[START Given records]

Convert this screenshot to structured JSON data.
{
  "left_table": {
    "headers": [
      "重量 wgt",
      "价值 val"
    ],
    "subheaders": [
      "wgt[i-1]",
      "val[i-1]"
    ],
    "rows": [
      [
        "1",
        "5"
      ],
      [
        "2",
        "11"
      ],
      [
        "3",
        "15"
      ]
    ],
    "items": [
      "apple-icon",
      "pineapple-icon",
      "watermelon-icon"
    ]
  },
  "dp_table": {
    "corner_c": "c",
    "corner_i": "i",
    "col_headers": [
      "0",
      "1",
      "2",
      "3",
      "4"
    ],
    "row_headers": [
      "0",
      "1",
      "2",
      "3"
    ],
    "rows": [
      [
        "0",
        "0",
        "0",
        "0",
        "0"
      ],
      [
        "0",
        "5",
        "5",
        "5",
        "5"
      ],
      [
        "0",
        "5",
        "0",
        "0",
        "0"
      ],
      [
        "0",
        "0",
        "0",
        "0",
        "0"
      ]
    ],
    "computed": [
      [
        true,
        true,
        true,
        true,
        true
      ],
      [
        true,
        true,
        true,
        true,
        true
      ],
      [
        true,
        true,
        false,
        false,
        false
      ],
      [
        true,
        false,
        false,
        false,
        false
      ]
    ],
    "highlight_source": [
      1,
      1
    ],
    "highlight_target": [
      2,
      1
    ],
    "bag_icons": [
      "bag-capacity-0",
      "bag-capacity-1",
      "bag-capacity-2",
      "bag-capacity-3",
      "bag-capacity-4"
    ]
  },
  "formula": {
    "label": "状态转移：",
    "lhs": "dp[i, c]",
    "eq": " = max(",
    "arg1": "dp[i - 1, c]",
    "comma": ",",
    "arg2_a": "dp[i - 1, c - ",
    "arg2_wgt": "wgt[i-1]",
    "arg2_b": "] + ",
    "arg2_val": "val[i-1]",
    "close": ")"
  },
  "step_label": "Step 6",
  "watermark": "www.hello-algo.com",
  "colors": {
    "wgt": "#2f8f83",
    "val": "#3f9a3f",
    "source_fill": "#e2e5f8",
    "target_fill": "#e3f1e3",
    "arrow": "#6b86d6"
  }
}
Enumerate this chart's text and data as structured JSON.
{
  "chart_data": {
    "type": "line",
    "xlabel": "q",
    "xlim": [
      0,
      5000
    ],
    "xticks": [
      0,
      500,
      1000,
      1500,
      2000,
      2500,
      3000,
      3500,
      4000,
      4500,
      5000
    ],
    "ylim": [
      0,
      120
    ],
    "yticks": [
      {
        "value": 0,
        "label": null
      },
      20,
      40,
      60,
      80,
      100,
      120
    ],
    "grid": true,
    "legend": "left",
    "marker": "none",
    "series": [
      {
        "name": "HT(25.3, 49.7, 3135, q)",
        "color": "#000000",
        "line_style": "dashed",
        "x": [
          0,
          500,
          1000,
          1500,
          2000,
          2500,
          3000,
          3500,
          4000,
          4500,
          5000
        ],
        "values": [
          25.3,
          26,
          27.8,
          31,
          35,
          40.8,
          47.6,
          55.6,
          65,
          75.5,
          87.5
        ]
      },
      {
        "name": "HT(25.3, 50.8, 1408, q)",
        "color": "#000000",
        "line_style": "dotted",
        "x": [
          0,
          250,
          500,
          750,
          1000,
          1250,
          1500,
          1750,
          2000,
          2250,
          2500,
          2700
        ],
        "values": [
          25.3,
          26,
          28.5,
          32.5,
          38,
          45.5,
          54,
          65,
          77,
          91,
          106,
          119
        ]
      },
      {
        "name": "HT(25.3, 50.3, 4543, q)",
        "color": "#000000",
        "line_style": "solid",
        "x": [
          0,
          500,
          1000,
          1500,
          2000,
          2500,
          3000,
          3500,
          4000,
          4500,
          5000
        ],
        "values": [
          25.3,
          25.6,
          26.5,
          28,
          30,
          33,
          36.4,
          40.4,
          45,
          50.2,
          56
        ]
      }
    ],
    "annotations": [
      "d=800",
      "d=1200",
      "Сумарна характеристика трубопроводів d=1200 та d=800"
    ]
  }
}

[END Given records]

● **Task statement**
Repeat each record exactly, leaving nothing out.

● **Task answer**
Convert this screenshot to structured JSON data.
{
  "left_table": {
    "headers": [
      "重量 wgt",
      "价值 val"
    ],
    "subheaders": [
      "wgt[i-1]",
      "val[i-1]"
    ],
    "rows": [
      [
        "1",
        "5"
      ],
      [
        "2",
        "11"
      ],
      [
        "3",
        "15"
      ]
    ],
    "items": [
      "apple-icon",
      "pineapple-icon",
      "watermelon-icon"
    ]
  },
  "dp_table": {
    "corner_c": "c",
    "corner_i": "i",
    "col_headers": [
      "0",
      "1",
      "2",
      "3",
      "4"
    ],
    "row_headers": [
      "0",
      "1",
      "2",
      "3"
    ],
    "rows": [
      [
        "0",
        "0",
        "0",
        "0",
        "0"
      ],
      [
        "0",
        "5",
        "5",
        "5",
        "5"
      ],
      [
        "0",
        "5",
        "0",
        "0",
        "0"
      ],
      [
        "0",
        "0",
        "0",
        "0",
        "0"
      ]
    ],
    "computed": [
      [
        true,
        true,
        true,
        true,
        true
      ],
      [
        true,
        true,
        true,
        true,
        true
      ],
      [
        true,
        true,
        false,
        false,
        false
      ],
      [
        true,
        false,
        false,
        false,
        false
      ]
    ],
    "highlight_source": [
      1,
      1
    ],
    "highlight_target": [
      2,
      1
    ],
    "bag_icons": [
      "bag-capacity-0",
      "bag-capacity-1",
      "bag-capacity-2",
      "bag-capacity-3",
      "bag-capacity-4"
    ]
  },
  "formula": {
    "label": "状态转移：",
    "lhs": "dp[i, c]",
    "eq": " = max(",
    "arg1": "dp[i - 1, c]",
    "comma": ",",
    "arg2_a": "dp[i - 1, c - ",
    "arg2_wgt": "wgt[i-1]",
    "arg2_b": "] + ",
    "arg2_val": "val[i-1]",
    "close": ")"
  },
  "step_label": "Step 6",
  "watermark": "www.hello-algo.com",
  "colors": {
    "wgt": "#2f8f83",
    "val": "#3f9a3f",
    "source_fill": "#e2e5f8",
    "target_fill": "#e3f1e3",
    "arrow": "#6b86d6"
  }
}
Enumerate this chart's text and data as structured JSON.
{
  "chart_data": {
    "type": "line",
    "xlabel": "q",
    "xlim": [
      0,
      5000
    ],
    "xticks": [
      0,
      500,
      1000,
      1500,
      2000,
      2500,
      3000,
      3500,
      4000,
      4500,
      5000
    ],
    "ylim": [
      0,
      120
    ],
    "yticks": [
      {
        "value": 0,
        "label": null
      },
      20,
      40,
      60,
      80,
      100,
      120
    ],
    "grid": true,
    "legend": "left",
    "marker": "none",
    "series": [
      {
        "name": "HT(25.3, 49.7, 3135, q)",
        "color": "#000000",
        "line_style": "dashed",
        "x": [
          0,
          500,
          1000,
          1500,
          2000,
          2500,
          3000,
          3500,
          4000,
          4500,
          5000
        ],
        "values": [
          25.3,
          26,
          27.8,
          31,
          35,
          40.8,
          47.6,
          55.6,
          65,
          75.5,
          87.5
        ]
      },
      {
        "name": "HT(25.3, 50.8, 1408, q)",
        "color": "#000000",
        "line_style": "dotted",
        "x": [
          0,
          250,
          500,
          750,
          1000,
          1250,
          1500,
          1750,
          2000,
          2250,
          2500,
          2700
        ],
        "values": [
          25.3,
          26,
          28.5,
          32.5,
          38,
          45.5,
          54,
          65,
          77,
          91,
          106,
          119
        ]
      },
      {
        "name": "HT(25.3, 50.3, 4543, q)",
        "color": "#000000",
        "line_style": "solid",
        "x": [
          0,
          500,
          1000,
          1500,
          2000,
          2500,
          3000,
          3500,
          4000,
          4500,
          5000
        ],
        "values": [
          25.3,
          25.6,
          26.5,
          28,
          30,
          33,
          36.4,
          40.4,
          45,
          50.2,
          56
        ]
      }
    ],
    "annotations": [
      "d=800",
      "d=1200",
      "Сумарна характеристика трубопроводів d=1200 та d=800"
    ]
  }
}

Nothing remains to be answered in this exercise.